What you need to do:
Copy every line of the records below where the word "text" occurs.
·····
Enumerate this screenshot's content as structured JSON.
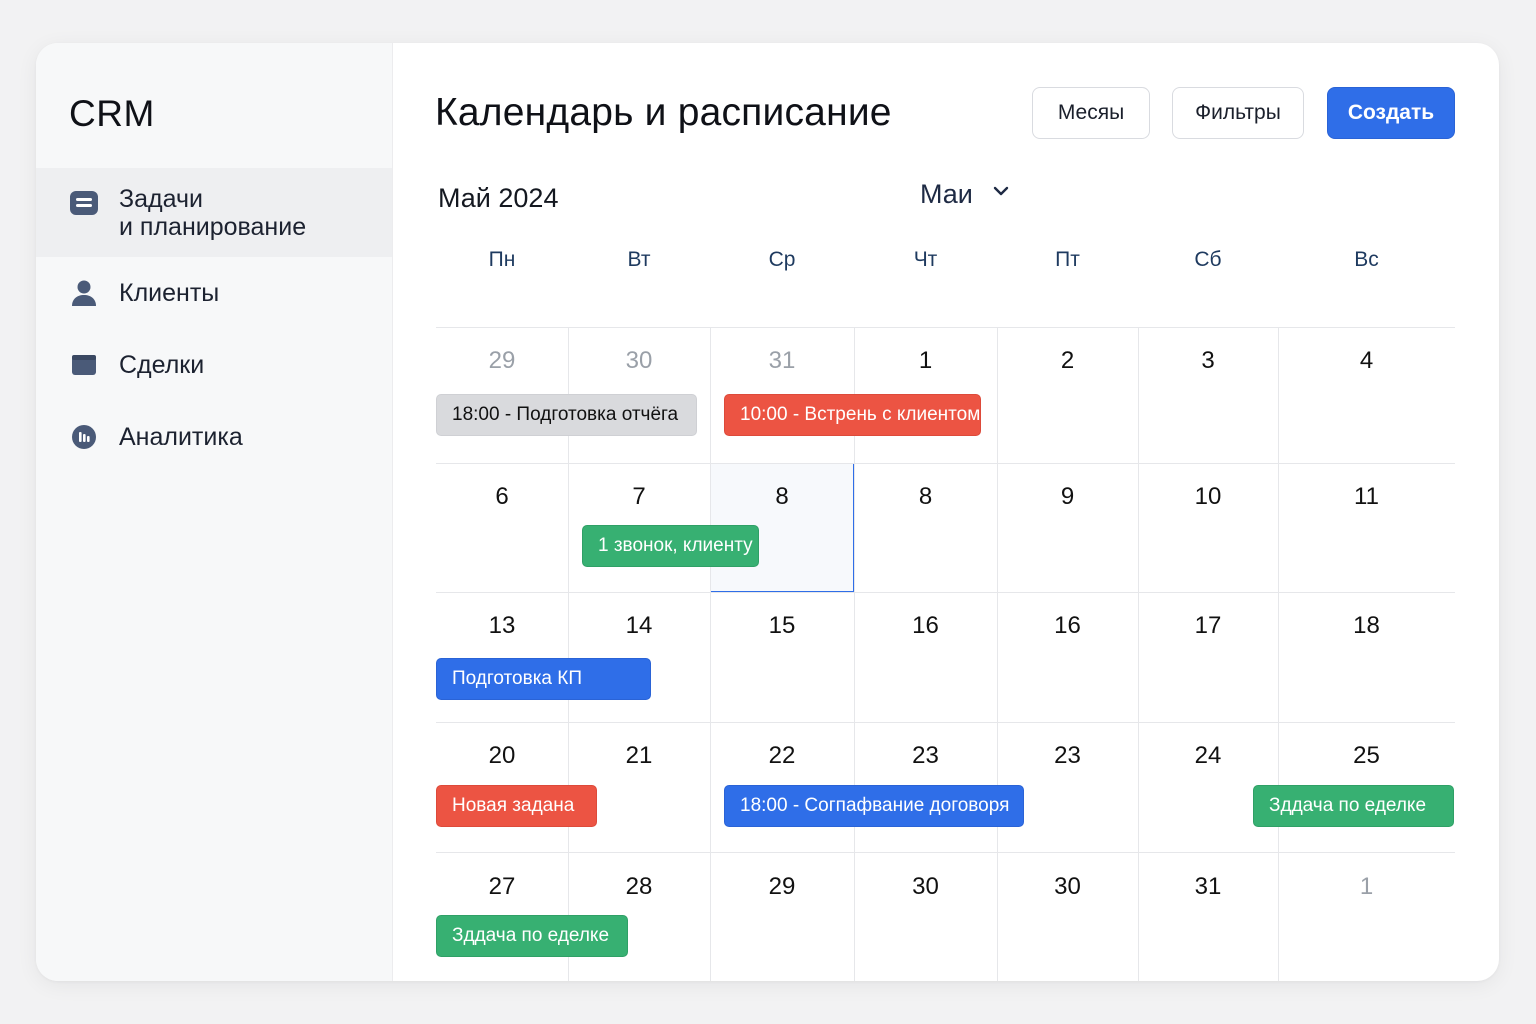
{
  "app": {
    "brand": "CRM"
  },
  "sidebar": {
    "items": [
      {
        "label_line1": "Задачи",
        "label_line2": "и планирование",
        "icon": "tasks-icon",
        "active": true
      },
      {
        "label": "Клиенты",
        "icon": "user-icon"
      },
      {
        "label": "Сделки",
        "icon": "folder-icon"
      },
      {
        "label": "Аналитика",
        "icon": "analytics-icon"
      }
    ]
  },
  "header": {
    "title": "Календарь и расписание",
    "months_label": "Месяы",
    "filters_label": "Фильтры",
    "create_label": "Создать"
  },
  "calendar": {
    "month_label": "Май 2024",
    "month_select": "Маи",
    "weekdays": [
      "Пн",
      "Вт",
      "Ср",
      "Чт",
      "Пт",
      "Сб",
      "Вс"
    ],
    "weeks": [
      [
        "29",
        "30",
        "31",
        "1",
        "2",
        "3",
        "4"
      ],
      [
        "6",
        "7",
        "8",
        "8",
        "9",
        "10",
        "11"
      ],
      [
        "13",
        "14",
        "15",
        "16",
        "16",
        "17",
        "18"
      ],
      [
        "20",
        "21",
        "22",
        "23",
        "23",
        "24",
        "25"
      ],
      [
        "27",
        "28",
        "29",
        "30",
        "30",
        "31",
        "1"
      ]
    ],
    "events": [
      {
        "text": "18:00 - Подготовка отчёга",
        "color": "gray"
      },
      {
        "text": "10:00 - Встрень с клиентом",
        "color": "red"
      },
      {
        "text": "1 звонок, клиенту",
        "color": "green"
      },
      {
        "text": "Подготовка КП",
        "color": "blue"
      },
      {
        "text": "Новая задана",
        "color": "red"
      },
      {
        "text": "18:00 - Согпафвание договоря",
        "color": "blue"
      },
      {
        "text": "Зддача по еделке",
        "color": "green"
      },
      {
        "text": "Зддача по еделке",
        "color": "green"
      }
    ]
  },
  "colors": {
    "accent": "#2f6ee8",
    "event_red": "#ec5443",
    "event_green": "#37b072",
    "event_gray": "#d9dadd",
    "icon": "#4a5a78"
  }
}
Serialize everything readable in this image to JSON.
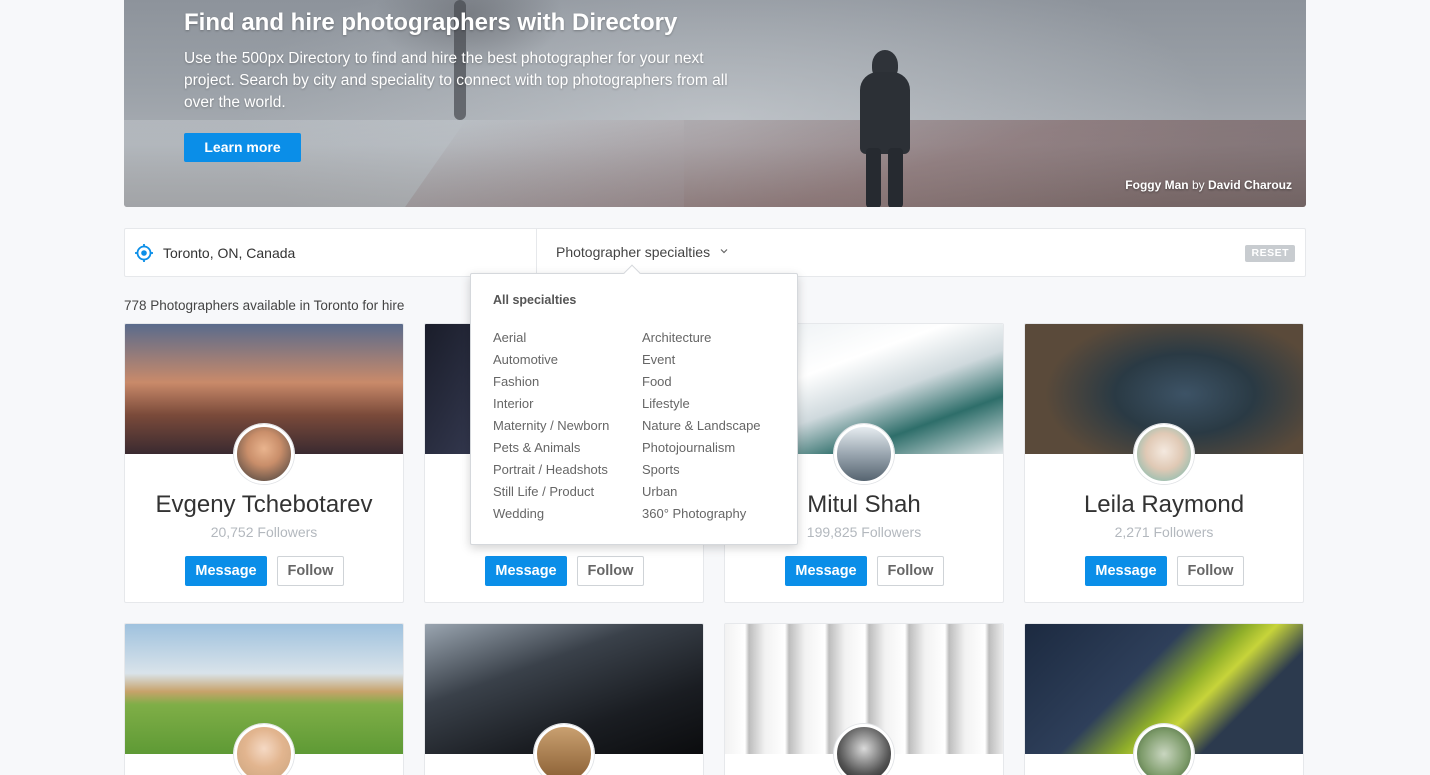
{
  "hero": {
    "title": "Find and hire photographers with Directory",
    "description": "Use the 500px Directory to find and hire the best photographer for your next project. Search by city and speciality to connect with top photographers from all over the world.",
    "button_label": "Learn more",
    "credit_title": "Foggy Man",
    "credit_by": "by",
    "credit_author": "David Charouz"
  },
  "filter": {
    "location_value": "Toronto, ON, Canada",
    "specialties_label": "Photographer specialties",
    "reset_label": "RESET"
  },
  "result_count": "778 Photographers available in Toronto for hire",
  "dropdown": {
    "all_label": "All specialties",
    "col1": [
      "Aerial",
      "Automotive",
      "Fashion",
      "Interior",
      "Maternity / Newborn",
      "Pets & Animals",
      "Portrait / Headshots",
      "Still Life / Product",
      "Wedding"
    ],
    "col2": [
      "Architecture",
      "Event",
      "Food",
      "Lifestyle",
      "Nature & Landscape",
      "Photojournalism",
      "Sports",
      "Urban",
      "360° Photography"
    ]
  },
  "cards": [
    {
      "name": "Evgeny Tchebotarev",
      "followers": "20,752 Followers",
      "message_label": "Message",
      "follow_label": "Follow"
    },
    {
      "name": "",
      "followers": "",
      "message_label": "Message",
      "follow_label": "Follow"
    },
    {
      "name": "Mitul Shah",
      "followers": "199,825 Followers",
      "message_label": "Message",
      "follow_label": "Follow"
    },
    {
      "name": "Leila Raymond",
      "followers": "2,271 Followers",
      "message_label": "Message",
      "follow_label": "Follow"
    }
  ],
  "colors": {
    "accent": "#0a8ee8",
    "reset_bg": "#c8ccd0",
    "background": "#f7f8fa"
  },
  "icons": {
    "location": "location-target-icon",
    "chevron": "chevron-down-icon"
  }
}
·····
Exercise answer:
        "text": "18:00 - Подготовка отчёга",
        "text": "10:00 - Встрень с клиентом",
        "text": "1 звонок, клиенту",
        "text": "Подготовка КП",
        "text": "Новая задана",
        "text": "18:00 - Согпафвание договоря",
        "text": "Зддача по еделке",
        "text": "Зддача по еделке",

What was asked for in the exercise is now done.